La propaganda política del siglo XIX nos ha acostumbrado a concebir al «adversario» como el totalmente distinto de nosotros, el totalmente «opuesto» a nosotros: por convención, es el «anti»-algo (antifascista, anti-comunista, anti-democrático, anti-católico, etc.). Un historiador alemán, Eibl-Eibesfeldt, ha descrito cuidadosamente, en importantes obras suyas, esta tendencia que conduce a la demonización de quien no está de tu parte, y que se convierte, según los casos, en emblema de la violencia, de la injusticia, de la ignorancia, de la bestialidad, en contraposición a quien es considerado pacífico, justo, sabio y humano (así quedaría atenuado el conflicto entre la conciencia moral y la atrocidad de las acciones que se llevan a cabo).

▸ **DATOS SIN PROCESAR**:

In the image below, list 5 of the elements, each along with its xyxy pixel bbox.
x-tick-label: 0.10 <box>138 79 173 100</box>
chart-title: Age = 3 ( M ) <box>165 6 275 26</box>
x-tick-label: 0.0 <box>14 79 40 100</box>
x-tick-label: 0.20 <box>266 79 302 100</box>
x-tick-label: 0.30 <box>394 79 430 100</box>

▸ **EJERCICIOS**:
1) Según el fragmento sobre la propaganda política, ¿a qué conduce la tendencia descrita por Eibl-Eibesfeldt?
2) Prosiga el fragmento sobre la propaganda política a partir de su última oración.

▸ **RESULTADOS**:
1) Conduce a la demonización de quien no está de tu parte.

2)
No siempre ha sido así. El ingenio más sutil de otras épocas comprendía que el verdadero enemigo no está fuera de nuestra puerta, sino que vive en casa con nosotros. En el Duomo de Orvieto, en el bellísimo fresco terminado por Luca Signorelli, el Anticristo, en el gesto de estar predicando y en la vestimenta, es igual a Cristo. El falso, el mentiroso, decía Agustín, es el «similar» que pretende ser original y no lo consigue nunca.
Intelectualmente, la «gnosis» es muy parecida a la «sabiduría» -aquélla, por ejemplo, de la que habla San Pablo cuando escribe que «el hombre espiritual juzga todo y no es juzgado por ninguno»- y, sin embargo, es su verdadero enemigo. Psicológicamente, lo que puede hacer daño a la tristeza, que es el sentimiento de una ausencia, pero en el que late, vibrante, una espera, es la melancolía malvada, aquel sedante abatimiento sin porqué que desemboca en la inercia. Es signo de inteligencia saber distinguir las cosas buenas de las malas; es índice de gran perspicacia saber entrever estas últimas entre las primeras.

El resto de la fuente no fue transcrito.